### Task
Please find all lines in the data that hold the string "может" and copy them.

### Supplied entries
****

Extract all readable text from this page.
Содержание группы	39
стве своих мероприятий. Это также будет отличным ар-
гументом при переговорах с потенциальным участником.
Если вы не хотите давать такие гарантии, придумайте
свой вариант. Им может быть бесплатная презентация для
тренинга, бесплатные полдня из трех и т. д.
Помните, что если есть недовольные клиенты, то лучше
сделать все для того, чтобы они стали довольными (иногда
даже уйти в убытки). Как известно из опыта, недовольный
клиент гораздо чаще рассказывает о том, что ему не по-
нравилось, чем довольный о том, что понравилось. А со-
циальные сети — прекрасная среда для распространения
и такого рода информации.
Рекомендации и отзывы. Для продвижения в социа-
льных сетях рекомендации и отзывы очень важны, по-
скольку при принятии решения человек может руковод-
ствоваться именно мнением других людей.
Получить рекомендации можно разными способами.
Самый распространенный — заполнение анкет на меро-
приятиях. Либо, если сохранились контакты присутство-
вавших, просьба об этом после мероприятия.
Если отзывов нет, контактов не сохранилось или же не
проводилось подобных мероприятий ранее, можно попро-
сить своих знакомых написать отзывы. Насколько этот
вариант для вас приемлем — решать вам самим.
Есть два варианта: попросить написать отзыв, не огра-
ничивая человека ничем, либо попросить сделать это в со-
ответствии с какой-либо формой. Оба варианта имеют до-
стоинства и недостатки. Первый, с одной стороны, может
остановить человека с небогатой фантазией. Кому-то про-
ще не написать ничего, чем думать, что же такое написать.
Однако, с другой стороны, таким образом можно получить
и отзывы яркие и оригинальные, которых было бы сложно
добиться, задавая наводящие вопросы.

****

### Answer in full
свой вариант. Им может быть бесплатная презентация для
скольку при принятии решения человек может руковод-
стоинства и недостатки. Первый, с одной стороны, может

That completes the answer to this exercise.